What is asked
Print the full listing exactly.

-- start Entries --

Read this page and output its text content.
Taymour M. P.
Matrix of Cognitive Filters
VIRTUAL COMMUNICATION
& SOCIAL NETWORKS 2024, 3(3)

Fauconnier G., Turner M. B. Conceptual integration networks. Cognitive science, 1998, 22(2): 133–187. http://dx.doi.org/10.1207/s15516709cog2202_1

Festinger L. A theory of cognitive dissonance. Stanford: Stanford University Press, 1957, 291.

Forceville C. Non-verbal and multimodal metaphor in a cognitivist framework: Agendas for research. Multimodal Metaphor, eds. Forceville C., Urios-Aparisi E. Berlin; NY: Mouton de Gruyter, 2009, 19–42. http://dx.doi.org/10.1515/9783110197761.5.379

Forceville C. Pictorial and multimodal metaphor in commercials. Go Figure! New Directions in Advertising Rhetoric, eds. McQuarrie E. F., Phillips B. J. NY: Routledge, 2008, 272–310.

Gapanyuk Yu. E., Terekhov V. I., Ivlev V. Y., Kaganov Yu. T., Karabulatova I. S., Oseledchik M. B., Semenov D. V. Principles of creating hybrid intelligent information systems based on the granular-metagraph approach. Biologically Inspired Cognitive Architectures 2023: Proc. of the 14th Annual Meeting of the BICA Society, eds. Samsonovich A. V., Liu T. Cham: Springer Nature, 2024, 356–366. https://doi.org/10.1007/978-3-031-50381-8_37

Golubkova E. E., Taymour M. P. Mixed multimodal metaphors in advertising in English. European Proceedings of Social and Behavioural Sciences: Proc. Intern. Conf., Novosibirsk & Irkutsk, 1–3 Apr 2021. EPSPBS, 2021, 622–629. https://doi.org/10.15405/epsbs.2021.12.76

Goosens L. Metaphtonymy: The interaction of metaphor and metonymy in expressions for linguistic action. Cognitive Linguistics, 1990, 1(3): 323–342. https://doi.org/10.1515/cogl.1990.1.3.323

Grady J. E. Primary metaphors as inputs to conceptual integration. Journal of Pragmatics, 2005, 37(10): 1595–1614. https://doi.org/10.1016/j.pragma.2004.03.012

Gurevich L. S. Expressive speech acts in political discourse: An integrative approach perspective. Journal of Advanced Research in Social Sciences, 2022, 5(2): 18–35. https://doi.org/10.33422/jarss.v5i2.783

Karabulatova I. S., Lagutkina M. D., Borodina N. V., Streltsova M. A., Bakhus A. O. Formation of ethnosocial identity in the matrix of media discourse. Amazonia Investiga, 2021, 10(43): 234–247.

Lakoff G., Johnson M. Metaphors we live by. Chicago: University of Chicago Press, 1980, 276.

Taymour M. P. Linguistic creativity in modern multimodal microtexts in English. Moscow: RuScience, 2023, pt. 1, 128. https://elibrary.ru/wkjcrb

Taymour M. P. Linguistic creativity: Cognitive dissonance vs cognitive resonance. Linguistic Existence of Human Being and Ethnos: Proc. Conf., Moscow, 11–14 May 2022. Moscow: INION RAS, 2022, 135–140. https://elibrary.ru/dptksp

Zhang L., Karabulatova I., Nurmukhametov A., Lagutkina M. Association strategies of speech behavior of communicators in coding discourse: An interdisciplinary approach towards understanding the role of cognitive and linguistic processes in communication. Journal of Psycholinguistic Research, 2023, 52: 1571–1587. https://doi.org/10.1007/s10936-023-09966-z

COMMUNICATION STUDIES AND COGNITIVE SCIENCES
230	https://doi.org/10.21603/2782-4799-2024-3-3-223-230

-- end Entries --

Exercise response
Read this page and output its text content.
Taymour M. P.
Matrix of Cognitive Filters
VIRTUAL COMMUNICATION
& SOCIAL NETWORKS 2024, 3(3)

Fauconnier G., Turner M. B. Conceptual integration networks. Cognitive science, 1998, 22(2): 133–187. http://dx.doi.org/10.1207/s15516709cog2202_1

Festinger L. A theory of cognitive dissonance. Stanford: Stanford University Press, 1957, 291.

Forceville C. Non-verbal and multimodal metaphor in a cognitivist framework: Agendas for research. Multimodal Metaphor, eds. Forceville C., Urios-Aparisi E. Berlin; NY: Mouton de Gruyter, 2009, 19–42. http://dx.doi.org/10.1515/9783110197761.5.379

Forceville C. Pictorial and multimodal metaphor in commercials. Go Figure! New Directions in Advertising Rhetoric, eds. McQuarrie E. F., Phillips B. J. NY: Routledge, 2008, 272–310.

Gapanyuk Yu. E., Terekhov V. I., Ivlev V. Y., Kaganov Yu. T., Karabulatova I. S., Oseledchik M. B., Semenov D. V. Principles of creating hybrid intelligent information systems based on the granular-metagraph approach. Biologically Inspired Cognitive Architectures 2023: Proc. of the 14th Annual Meeting of the BICA Society, eds. Samsonovich A. V., Liu T. Cham: Springer Nature, 2024, 356–366. https://doi.org/10.1007/978-3-031-50381-8_37

Golubkova E. E., Taymour M. P. Mixed multimodal metaphors in advertising in English. European Proceedings of Social and Behavioural Sciences: Proc. Intern. Conf., Novosibirsk & Irkutsk, 1–3 Apr 2021. EPSPBS, 2021, 622–629. https://doi.org/10.15405/epsbs.2021.12.76

Goosens L. Metaphtonymy: The interaction of metaphor and metonymy in expressions for linguistic action. Cognitive Linguistics, 1990, 1(3): 323–342. https://doi.org/10.1515/cogl.1990.1.3.323

Grady J. E. Primary metaphors as inputs to conceptual integration. Journal of Pragmatics, 2005, 37(10): 1595–1614. https://doi.org/10.1016/j.pragma.2004.03.012

Gurevich L. S. Expressive speech acts in political discourse: An integrative approach perspective. Journal of Advanced Research in Social Sciences, 2022, 5(2): 18–35. https://doi.org/10.33422/jarss.v5i2.783

Karabulatova I. S., Lagutkina M. D., Borodina N. V., Streltsova M. A., Bakhus A. O. Formation of ethnosocial identity in the matrix of media discourse. Amazonia Investiga, 2021, 10(43): 234–247.

Lakoff G., Johnson M. Metaphors we live by. Chicago: University of Chicago Press, 1980, 276.

Taymour M. P. Linguistic creativity in modern multimodal microtexts in English. Moscow: RuScience, 2023, pt. 1, 128. https://elibrary.ru/wkjcrb

Taymour M. P. Linguistic creativity: Cognitive dissonance vs cognitive resonance. Linguistic Existence of Human Being and Ethnos: Proc. Conf., Moscow, 11–14 May 2022. Moscow: INION RAS, 2022, 135–140. https://elibrary.ru/dptksp

Zhang L., Karabulatova I., Nurmukhametov A., Lagutkina M. Association strategies of speech behavior of communicators in coding discourse: An interdisciplinary approach towards understanding the role of cognitive and linguistic processes in communication. Journal of Psycholinguistic Research, 2023, 52: 1571–1587. https://doi.org/10.1007/s10936-023-09966-z

COMMUNICATION STUDIES AND COGNITIVE SCIENCES
230	https://doi.org/10.21603/2782-4799-2024-3-3-223-230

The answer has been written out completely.